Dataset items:
.....

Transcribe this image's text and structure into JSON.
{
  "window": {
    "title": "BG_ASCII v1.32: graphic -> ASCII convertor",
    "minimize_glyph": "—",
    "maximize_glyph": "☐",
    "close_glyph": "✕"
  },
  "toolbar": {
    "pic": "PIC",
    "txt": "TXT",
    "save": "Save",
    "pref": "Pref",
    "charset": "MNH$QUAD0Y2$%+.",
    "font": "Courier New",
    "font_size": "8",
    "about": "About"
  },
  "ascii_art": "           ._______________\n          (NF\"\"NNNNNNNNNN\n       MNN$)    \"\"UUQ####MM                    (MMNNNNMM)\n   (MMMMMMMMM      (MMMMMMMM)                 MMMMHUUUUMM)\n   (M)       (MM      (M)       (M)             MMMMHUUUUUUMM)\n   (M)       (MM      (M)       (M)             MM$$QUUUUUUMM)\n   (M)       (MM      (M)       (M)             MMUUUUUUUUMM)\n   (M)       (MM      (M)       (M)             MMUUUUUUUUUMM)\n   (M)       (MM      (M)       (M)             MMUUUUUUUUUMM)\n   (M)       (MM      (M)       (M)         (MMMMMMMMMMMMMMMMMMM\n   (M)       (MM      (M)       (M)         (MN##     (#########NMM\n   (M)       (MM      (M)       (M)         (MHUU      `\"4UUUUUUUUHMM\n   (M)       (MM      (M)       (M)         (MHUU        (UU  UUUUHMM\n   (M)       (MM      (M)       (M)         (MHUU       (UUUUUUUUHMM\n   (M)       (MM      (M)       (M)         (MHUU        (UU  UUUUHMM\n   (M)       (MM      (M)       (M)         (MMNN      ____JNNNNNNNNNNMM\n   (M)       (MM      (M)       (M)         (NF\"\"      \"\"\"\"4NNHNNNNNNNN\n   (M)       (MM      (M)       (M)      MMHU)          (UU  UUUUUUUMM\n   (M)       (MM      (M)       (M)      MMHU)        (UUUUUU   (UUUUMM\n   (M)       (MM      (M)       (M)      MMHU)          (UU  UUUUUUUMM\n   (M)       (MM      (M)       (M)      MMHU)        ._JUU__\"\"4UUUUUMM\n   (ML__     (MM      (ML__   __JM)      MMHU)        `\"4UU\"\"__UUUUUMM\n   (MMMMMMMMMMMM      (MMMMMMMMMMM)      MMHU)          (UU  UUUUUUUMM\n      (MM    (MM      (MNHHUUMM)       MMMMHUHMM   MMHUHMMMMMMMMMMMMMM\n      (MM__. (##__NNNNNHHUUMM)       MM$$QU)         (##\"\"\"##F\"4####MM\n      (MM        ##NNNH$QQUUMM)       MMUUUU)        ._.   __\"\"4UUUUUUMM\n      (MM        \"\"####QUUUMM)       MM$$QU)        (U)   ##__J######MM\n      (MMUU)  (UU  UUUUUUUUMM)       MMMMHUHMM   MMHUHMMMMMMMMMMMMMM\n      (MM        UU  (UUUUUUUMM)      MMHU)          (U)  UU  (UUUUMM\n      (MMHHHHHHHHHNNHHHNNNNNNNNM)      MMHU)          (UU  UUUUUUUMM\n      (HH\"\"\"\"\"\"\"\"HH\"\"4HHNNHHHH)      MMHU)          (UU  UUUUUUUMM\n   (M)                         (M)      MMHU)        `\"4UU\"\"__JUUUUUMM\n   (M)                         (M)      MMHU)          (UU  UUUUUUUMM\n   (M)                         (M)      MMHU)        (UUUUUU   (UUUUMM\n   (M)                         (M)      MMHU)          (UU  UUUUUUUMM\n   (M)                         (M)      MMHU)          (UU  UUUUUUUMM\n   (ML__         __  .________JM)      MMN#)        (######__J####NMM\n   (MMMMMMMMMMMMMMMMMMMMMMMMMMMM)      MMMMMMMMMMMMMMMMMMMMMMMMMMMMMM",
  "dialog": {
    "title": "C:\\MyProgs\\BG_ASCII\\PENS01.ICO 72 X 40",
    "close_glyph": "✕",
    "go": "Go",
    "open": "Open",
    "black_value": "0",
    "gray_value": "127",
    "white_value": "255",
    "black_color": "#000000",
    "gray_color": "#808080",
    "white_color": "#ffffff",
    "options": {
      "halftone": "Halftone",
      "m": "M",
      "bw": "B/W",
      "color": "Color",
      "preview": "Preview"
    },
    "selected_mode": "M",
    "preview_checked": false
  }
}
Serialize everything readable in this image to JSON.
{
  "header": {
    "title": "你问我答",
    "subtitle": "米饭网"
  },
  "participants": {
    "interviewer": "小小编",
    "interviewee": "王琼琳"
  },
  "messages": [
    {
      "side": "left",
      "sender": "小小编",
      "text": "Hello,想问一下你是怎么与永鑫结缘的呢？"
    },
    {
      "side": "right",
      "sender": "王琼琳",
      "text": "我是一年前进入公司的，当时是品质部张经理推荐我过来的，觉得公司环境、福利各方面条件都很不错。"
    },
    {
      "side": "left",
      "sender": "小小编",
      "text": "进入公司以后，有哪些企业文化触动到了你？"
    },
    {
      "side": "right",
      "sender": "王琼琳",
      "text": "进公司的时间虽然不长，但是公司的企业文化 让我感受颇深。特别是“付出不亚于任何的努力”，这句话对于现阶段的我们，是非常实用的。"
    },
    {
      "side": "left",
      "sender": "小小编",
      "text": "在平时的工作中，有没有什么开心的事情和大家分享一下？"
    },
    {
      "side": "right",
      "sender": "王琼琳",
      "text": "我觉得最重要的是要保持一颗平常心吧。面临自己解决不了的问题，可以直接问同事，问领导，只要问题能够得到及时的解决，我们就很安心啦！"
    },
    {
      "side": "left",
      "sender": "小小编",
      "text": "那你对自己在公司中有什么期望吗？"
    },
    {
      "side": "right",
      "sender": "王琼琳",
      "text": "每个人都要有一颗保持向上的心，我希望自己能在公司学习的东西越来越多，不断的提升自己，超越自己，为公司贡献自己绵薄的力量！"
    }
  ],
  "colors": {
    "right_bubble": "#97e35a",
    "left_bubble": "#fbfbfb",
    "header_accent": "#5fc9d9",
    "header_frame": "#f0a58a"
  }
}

.....

* _Written request_
State how many lines in the records above contain the word "JSON", giving only the number.

* _Solution below_
2